• **WHAT TO PRODUCE**
All of the entries must be reproduced exactly, with no images carried over.

• **TASK INPUTS**
++++++++++

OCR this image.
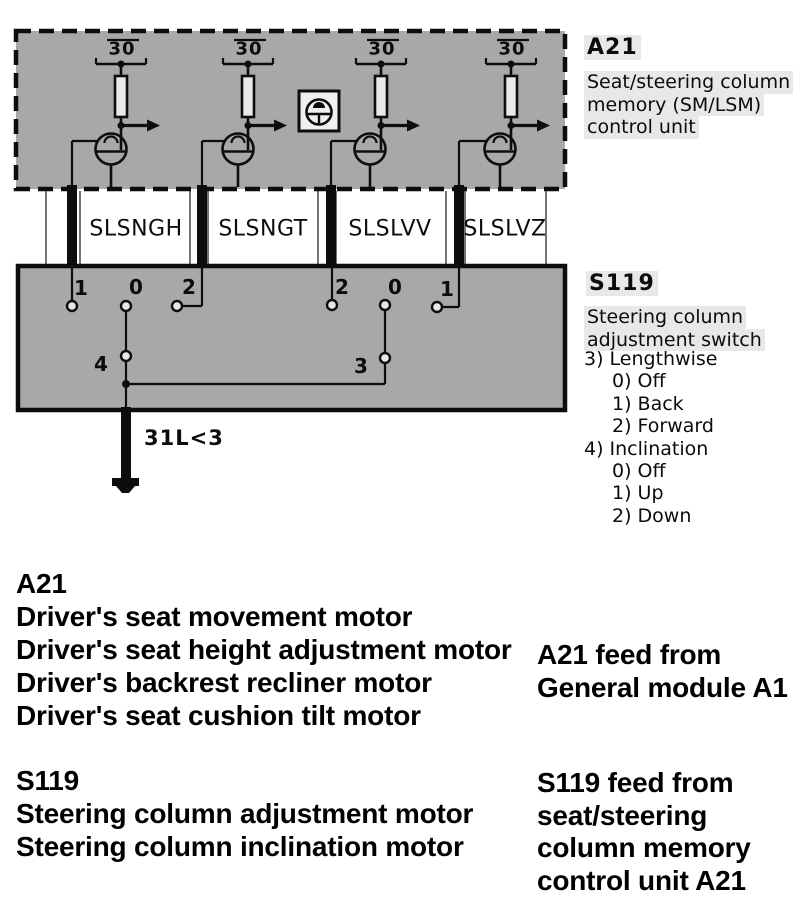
30	30	30	30
SLSNGH SLSNGT SLSLVV SLSLVZ
1 0 2	2 0 1
4	3
31L<3
A21
Seat/steering column
memory (SM/LSM)
control unit
S119
Steering column
adjustment switch
3) Lengthwise
0) Off
1) Back
2) Forward
4) Inclination
0) Off
1) Up
2) Down
A21
Driver's seat movement motor
Driver's seat height adjustment motor
Driver's backrest recliner motor
Driver's seat cushion tilt motor
A21 feed from
General module A1
S119
Steering column adjustment motor
Steering column inclination motor
S119 feed from
seat/steering
column memory
control unit A21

++++++++++

• **RIGHT ANSWER**
OCR this image.
30	30	30	30
SLSNGH SLSNGT SLSLVV SLSLVZ
1 0 2	2 0 1
4	3
31L<3
A21
Seat/steering column
memory (SM/LSM)
control unit
S119
Steering column
adjustment switch
3) Lengthwise
0) Off
1) Back
2) Forward
4) Inclination
0) Off
1) Up
2) Down
A21
Driver's seat movement motor
Driver's seat height adjustment motor
Driver's backrest recliner motor
Driver's seat cushion tilt motor
A21 feed from
General module A1
S119
Steering column adjustment motor
Steering column inclination motor
S119 feed from
seat/steering
column memory
control unit A21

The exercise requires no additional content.